(Records contained in a dataset)
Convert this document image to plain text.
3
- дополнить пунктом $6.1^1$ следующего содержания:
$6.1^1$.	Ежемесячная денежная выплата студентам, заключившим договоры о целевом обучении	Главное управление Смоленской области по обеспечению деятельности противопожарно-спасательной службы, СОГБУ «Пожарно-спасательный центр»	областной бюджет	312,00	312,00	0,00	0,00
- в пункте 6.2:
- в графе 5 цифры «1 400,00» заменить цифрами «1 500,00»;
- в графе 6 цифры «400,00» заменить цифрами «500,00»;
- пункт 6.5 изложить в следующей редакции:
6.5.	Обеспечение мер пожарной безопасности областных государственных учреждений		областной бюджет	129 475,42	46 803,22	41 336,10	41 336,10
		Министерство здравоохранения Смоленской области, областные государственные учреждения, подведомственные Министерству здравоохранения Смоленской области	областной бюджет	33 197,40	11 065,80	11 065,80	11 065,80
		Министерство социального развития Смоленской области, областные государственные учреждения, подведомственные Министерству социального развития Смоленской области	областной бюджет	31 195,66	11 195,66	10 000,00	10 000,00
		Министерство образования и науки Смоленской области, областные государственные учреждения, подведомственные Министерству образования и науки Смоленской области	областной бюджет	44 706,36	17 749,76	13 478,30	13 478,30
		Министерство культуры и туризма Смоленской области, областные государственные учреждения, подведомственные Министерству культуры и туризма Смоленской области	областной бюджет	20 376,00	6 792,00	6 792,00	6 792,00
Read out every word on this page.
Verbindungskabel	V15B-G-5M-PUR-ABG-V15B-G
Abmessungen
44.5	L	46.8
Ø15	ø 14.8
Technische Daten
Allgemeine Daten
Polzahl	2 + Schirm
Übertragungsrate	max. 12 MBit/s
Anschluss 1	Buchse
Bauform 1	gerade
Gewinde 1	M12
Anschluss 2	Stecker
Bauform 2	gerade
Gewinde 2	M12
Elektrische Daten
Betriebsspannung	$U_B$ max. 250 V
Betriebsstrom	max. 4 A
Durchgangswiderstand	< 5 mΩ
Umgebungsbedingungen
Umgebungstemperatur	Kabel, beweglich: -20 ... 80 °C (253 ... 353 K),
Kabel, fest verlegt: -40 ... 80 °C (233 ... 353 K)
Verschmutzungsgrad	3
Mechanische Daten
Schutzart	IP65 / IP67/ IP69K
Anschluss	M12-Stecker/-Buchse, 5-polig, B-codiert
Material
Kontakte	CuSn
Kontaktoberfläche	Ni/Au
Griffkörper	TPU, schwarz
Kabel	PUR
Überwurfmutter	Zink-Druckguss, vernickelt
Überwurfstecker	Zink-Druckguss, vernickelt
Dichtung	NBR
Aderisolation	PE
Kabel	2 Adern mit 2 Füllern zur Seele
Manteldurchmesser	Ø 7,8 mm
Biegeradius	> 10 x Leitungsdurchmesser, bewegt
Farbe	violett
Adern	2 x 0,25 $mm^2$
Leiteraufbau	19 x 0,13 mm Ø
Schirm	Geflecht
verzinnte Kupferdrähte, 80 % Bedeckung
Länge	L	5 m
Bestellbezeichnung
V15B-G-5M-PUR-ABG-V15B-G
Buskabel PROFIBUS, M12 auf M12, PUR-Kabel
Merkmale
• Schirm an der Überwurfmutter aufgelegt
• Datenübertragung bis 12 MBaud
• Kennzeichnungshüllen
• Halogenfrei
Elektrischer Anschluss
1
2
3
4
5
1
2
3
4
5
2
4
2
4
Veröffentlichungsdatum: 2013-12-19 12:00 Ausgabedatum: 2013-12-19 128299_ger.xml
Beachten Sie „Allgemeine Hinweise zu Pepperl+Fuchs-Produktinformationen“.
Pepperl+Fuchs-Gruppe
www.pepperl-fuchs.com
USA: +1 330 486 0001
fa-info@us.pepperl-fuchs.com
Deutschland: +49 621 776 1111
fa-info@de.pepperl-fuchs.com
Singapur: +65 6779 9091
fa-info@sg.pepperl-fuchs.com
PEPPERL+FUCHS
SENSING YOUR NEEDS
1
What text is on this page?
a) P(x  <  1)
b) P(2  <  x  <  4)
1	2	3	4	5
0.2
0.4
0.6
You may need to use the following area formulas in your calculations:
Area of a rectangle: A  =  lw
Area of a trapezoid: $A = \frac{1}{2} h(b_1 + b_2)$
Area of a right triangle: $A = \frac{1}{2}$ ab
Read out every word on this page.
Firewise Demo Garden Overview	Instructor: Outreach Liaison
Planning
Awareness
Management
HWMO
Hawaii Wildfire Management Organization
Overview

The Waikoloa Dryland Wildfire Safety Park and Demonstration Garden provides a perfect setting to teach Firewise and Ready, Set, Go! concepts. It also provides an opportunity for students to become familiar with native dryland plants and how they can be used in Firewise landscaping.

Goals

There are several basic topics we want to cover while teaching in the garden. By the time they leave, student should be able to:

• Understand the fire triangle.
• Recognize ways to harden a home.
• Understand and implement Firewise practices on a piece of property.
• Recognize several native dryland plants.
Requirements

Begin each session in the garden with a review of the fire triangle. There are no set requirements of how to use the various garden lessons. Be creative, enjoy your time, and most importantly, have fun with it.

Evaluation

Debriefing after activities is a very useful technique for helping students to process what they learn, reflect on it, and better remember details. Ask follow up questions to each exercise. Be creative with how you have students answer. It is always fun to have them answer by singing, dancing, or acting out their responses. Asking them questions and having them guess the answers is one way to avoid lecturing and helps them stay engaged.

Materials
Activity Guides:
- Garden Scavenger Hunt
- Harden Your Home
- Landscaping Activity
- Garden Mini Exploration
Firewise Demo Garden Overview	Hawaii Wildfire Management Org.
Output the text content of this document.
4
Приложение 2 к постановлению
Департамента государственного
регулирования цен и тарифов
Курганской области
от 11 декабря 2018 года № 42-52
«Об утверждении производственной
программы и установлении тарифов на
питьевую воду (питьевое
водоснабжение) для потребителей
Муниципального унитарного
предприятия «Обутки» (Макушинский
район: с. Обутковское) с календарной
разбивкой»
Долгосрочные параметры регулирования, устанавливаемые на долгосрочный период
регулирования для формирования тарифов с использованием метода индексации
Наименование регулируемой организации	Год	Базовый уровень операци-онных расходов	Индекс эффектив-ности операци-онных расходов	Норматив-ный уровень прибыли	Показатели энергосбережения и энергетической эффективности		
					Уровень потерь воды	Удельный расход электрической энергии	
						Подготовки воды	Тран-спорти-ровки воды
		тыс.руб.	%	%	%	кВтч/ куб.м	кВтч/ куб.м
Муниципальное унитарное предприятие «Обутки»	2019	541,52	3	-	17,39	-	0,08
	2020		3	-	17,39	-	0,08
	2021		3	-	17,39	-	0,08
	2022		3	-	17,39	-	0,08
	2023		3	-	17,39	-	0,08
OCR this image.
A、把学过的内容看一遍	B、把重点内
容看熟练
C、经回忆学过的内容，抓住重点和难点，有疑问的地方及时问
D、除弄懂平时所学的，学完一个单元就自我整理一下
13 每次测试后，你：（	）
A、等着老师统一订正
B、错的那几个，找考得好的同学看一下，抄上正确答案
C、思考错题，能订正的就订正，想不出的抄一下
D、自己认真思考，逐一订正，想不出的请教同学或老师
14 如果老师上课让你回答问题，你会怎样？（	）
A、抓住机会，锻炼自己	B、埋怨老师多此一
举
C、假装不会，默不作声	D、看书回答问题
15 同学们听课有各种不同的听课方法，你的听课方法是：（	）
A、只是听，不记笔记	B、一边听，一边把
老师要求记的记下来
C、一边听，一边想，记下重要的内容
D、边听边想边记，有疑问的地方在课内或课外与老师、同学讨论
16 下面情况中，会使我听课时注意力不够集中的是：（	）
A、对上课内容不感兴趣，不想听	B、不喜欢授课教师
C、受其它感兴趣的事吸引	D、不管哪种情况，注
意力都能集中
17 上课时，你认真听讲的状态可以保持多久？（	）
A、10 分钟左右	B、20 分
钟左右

# YOUR INSTRUCTIONS:
Check every line of the data above for the string "Zink", and copy those that have it.

# COMPLETE OUTPUT:
Überwurfmutter	Zink-Druckguss, vernickelt
Überwurfstecker	Zink-Druckguss, vernickelt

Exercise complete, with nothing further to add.